- _SHORT PROBLEM_
Copy every entry word for word, but skip the pictures.

(Extracted data entries)

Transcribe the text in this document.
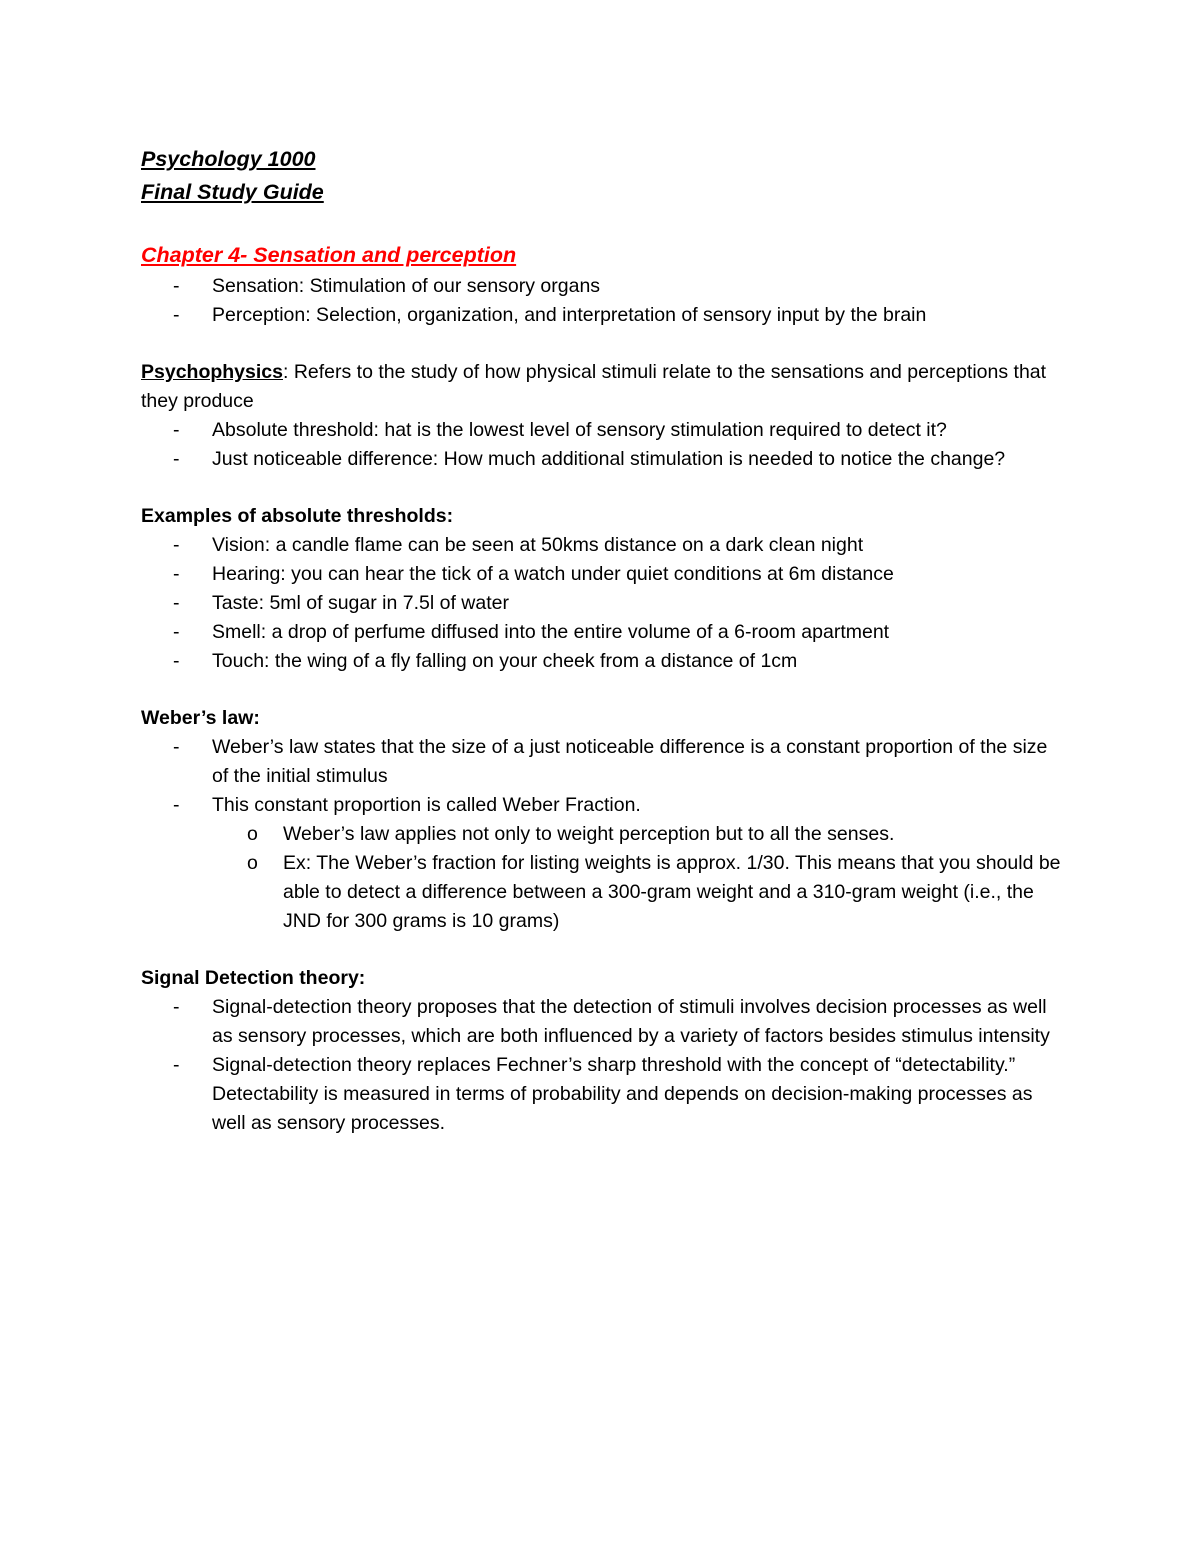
Psychology 1000
Final Study Guide
Chapter 4- Sensation and perception
- Sensation: Stimulation of our sensory organs
- Perception: Selection, organization, and interpretation of sensory input by the brain
Psychophysics: Refers to the study of how physical stimuli relate to the sensations and perceptions that they produce
- Absolute threshold: hat is the lowest level of sensory stimulation required to detect it?
- Just noticeable difference: How much additional stimulation is needed to notice the change?
Examples of absolute thresholds:
- Vision: a candle flame can be seen at 50kms distance on a dark clean night
- Hearing: you can hear the tick of a watch under quiet conditions at 6m distance
- Taste: 5ml of sugar in 7.5l of water
- Smell: a drop of perfume diffused into the entire volume of a 6-room apartment
- Touch: the wing of a fly falling on your cheek from a distance of 1cm
Weber’s law:
- Weber’s law states that the size of a just noticeable difference is a constant proportion of the size of the initial stimulus
- This constant proportion is called Weber Fraction.
o Weber’s law applies not only to weight perception but to all the senses.
o Ex: The Weber’s fraction for listing weights is approx. 1/30. This means that you should be able to detect a difference between a 300-gram weight and a 310-gram weight (i.e., the JND for 300 grams is 10 grams)
Signal Detection theory:
- Signal-detection theory proposes that the detection of stimuli involves decision processes as well as sensory processes, which are both influenced by a variety of factors besides stimulus intensity
- Signal-detection theory replaces Fechner’s sharp threshold with the concept of “detectability.” Detectability is measured in terms of probability and depends on decision-making processes as well as sensory processes.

- _EXERCISE RESPONSE_
Transcribe the text in this document.
Psychology 1000
Final Study Guide
Chapter 4- Sensation and perception
- Sensation: Stimulation of our sensory organs
- Perception: Selection, organization, and interpretation of sensory input by the brain
Psychophysics: Refers to the study of how physical stimuli relate to the sensations and perceptions that they produce
- Absolute threshold: hat is the lowest level of sensory stimulation required to detect it?
- Just noticeable difference: How much additional stimulation is needed to notice the change?
Examples of absolute thresholds:
- Vision: a candle flame can be seen at 50kms distance on a dark clean night
- Hearing: you can hear the tick of a watch under quiet conditions at 6m distance
- Taste: 5ml of sugar in 7.5l of water
- Smell: a drop of perfume diffused into the entire volume of a 6-room apartment
- Touch: the wing of a fly falling on your cheek from a distance of 1cm
Weber’s law:
- Weber’s law states that the size of a just noticeable difference is a constant proportion of the size of the initial stimulus
- This constant proportion is called Weber Fraction.
o Weber’s law applies not only to weight perception but to all the senses.
o Ex: The Weber’s fraction for listing weights is approx. 1/30. This means that you should be able to detect a difference between a 300-gram weight and a 310-gram weight (i.e., the JND for 300 grams is 10 grams)
Signal Detection theory:
- Signal-detection theory proposes that the detection of stimuli involves decision processes as well as sensory processes, which are both influenced by a variety of factors besides stimulus intensity
- Signal-detection theory replaces Fechner’s sharp threshold with the concept of “detectability.” Detectability is measured in terms of probability and depends on decision-making processes as well as sensory processes.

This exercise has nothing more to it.